### TASK TO CARRY OUT
Count each line below that has "title" anywhere in it. Answer with the total alone.

--- Start of RECORDS FOR PROCESSING ---

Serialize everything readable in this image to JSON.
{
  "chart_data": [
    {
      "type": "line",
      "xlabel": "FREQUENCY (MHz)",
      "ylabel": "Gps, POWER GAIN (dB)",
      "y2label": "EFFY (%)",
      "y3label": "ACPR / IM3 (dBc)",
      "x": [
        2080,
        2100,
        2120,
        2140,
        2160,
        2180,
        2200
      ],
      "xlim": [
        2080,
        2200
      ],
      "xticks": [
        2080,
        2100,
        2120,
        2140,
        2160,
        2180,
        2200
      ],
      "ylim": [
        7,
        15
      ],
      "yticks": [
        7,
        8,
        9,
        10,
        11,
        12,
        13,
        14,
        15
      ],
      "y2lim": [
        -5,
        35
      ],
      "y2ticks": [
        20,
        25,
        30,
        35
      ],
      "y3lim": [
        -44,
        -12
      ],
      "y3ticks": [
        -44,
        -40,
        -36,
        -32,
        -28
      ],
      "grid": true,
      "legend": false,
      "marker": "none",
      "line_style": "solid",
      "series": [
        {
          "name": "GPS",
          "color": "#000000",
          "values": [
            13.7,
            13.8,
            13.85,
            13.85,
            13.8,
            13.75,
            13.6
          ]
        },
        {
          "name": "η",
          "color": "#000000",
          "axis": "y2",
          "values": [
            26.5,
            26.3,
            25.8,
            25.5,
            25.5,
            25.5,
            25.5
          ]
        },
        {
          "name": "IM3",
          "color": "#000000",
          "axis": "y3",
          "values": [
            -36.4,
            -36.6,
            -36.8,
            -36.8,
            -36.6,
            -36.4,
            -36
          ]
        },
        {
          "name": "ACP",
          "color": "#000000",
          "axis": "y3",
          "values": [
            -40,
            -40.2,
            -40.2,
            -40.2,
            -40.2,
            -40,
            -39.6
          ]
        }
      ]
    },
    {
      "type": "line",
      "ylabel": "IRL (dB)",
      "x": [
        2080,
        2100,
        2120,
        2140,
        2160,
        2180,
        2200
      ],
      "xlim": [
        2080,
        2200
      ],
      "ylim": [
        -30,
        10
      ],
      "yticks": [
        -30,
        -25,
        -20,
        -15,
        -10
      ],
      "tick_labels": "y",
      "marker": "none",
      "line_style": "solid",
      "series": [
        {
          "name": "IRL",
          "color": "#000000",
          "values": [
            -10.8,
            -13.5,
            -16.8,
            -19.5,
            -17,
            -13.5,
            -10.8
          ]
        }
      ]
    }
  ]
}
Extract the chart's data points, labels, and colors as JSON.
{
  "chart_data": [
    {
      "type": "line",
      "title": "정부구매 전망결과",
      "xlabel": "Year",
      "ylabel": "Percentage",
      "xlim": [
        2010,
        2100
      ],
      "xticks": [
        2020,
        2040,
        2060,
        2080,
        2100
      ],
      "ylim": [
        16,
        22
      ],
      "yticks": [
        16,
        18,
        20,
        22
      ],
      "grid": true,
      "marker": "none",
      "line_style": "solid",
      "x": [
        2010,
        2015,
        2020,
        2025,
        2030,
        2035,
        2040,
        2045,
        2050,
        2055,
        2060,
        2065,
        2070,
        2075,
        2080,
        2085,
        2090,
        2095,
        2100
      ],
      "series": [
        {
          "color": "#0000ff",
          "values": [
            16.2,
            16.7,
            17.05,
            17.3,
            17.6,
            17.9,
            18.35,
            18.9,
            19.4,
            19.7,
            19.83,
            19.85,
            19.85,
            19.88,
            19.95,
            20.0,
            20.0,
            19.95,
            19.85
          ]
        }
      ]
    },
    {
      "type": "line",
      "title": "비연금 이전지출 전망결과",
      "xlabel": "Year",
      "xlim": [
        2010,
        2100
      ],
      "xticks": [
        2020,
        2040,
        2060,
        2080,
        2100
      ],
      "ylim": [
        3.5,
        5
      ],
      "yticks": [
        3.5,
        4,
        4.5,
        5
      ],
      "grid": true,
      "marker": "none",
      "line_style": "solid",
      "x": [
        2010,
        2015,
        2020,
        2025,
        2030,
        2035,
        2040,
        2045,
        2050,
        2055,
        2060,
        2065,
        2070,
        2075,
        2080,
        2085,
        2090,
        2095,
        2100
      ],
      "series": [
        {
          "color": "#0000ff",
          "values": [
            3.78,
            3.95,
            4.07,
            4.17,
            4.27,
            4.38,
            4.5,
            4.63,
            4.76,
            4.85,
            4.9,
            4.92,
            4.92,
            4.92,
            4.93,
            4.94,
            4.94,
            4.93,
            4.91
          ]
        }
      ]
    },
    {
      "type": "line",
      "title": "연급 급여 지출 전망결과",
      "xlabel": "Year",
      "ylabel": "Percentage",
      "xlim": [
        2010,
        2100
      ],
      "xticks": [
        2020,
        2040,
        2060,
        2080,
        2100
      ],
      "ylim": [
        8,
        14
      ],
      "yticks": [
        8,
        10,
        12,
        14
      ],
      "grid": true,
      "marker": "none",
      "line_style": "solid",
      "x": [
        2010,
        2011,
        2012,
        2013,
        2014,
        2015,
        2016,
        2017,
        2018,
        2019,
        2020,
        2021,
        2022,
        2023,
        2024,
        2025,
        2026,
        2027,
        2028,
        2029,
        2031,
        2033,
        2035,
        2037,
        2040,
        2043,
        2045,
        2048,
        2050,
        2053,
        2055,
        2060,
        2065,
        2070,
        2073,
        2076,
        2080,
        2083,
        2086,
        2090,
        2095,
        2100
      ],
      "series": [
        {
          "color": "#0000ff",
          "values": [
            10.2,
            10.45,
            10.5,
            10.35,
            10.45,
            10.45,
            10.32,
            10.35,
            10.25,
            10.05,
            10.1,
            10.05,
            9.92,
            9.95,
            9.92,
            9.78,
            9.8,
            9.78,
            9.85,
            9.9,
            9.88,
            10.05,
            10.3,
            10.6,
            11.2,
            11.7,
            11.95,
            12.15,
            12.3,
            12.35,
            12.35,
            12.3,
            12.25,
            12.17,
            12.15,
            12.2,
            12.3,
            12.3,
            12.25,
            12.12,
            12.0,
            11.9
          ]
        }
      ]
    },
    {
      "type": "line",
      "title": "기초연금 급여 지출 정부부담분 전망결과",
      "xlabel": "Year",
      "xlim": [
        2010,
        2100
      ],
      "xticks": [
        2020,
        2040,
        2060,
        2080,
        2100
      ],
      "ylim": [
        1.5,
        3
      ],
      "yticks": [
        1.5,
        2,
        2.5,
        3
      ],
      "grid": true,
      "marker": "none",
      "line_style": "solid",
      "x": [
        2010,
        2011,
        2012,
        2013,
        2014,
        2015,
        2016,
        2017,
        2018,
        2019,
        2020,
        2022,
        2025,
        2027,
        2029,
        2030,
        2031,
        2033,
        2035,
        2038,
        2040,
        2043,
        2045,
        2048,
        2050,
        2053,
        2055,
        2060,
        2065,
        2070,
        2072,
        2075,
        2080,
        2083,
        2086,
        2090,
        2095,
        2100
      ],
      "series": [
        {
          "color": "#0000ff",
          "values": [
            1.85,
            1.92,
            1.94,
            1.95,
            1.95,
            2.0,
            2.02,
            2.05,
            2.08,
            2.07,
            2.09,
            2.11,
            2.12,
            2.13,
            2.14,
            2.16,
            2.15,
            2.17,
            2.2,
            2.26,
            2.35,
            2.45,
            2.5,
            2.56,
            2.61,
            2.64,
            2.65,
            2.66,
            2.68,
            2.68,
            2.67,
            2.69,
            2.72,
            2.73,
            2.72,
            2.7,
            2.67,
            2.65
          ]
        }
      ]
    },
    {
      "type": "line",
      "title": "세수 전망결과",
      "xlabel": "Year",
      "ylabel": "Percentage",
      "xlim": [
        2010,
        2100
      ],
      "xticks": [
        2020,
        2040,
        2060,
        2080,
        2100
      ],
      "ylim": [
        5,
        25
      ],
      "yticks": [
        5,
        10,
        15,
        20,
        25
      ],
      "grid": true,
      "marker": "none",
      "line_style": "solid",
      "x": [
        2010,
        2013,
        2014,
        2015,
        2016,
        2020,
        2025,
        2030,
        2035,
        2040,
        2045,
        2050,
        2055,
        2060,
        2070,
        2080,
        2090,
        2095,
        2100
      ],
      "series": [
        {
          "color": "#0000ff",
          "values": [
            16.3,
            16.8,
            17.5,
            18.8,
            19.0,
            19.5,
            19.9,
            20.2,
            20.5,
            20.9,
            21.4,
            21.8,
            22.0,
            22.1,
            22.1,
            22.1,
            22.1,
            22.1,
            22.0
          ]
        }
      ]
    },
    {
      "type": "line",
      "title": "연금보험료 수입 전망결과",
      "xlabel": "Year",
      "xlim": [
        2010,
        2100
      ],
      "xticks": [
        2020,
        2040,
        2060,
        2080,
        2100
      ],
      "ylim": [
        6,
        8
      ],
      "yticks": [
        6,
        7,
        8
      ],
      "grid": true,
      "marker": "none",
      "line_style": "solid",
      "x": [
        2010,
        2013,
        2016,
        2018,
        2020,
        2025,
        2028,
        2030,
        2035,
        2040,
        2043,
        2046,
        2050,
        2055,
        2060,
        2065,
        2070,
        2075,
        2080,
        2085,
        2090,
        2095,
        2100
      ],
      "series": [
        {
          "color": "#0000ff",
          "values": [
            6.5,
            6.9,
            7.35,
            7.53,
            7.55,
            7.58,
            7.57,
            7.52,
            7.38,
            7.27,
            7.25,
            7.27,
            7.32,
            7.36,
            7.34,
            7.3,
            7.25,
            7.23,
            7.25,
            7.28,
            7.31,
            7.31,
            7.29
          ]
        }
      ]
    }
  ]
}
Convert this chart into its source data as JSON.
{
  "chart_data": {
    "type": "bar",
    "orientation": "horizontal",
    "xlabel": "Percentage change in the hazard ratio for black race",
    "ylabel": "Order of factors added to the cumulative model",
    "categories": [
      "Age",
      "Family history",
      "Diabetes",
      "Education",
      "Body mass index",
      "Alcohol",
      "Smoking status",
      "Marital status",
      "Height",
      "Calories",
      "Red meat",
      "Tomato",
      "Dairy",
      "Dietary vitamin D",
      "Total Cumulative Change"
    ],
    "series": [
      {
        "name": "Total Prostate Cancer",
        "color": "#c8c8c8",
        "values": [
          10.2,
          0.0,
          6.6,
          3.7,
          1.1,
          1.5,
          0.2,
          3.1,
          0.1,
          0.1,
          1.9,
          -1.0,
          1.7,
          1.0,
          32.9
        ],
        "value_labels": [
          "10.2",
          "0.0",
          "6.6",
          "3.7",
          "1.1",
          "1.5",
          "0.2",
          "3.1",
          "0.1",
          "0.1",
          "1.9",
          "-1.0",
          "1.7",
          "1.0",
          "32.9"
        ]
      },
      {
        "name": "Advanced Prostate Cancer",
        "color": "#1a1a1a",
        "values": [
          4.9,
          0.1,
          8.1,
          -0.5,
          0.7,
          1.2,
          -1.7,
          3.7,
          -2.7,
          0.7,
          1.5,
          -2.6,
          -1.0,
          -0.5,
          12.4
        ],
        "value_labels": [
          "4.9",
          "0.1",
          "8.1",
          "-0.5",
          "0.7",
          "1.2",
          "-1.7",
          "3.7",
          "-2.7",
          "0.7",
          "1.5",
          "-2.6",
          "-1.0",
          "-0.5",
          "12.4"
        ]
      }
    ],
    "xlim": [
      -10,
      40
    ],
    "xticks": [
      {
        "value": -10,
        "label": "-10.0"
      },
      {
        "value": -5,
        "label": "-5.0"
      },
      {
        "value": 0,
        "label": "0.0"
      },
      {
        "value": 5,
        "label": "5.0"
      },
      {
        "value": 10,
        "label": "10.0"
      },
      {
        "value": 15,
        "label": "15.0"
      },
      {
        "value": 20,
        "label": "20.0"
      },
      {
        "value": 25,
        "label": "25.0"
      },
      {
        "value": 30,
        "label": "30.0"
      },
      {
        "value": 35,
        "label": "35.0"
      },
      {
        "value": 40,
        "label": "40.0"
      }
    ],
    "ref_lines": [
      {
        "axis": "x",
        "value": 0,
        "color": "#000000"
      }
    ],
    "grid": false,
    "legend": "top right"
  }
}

--- End of RECORDS FOR PROCESSING ---

### EXERCISE SOLUTION
6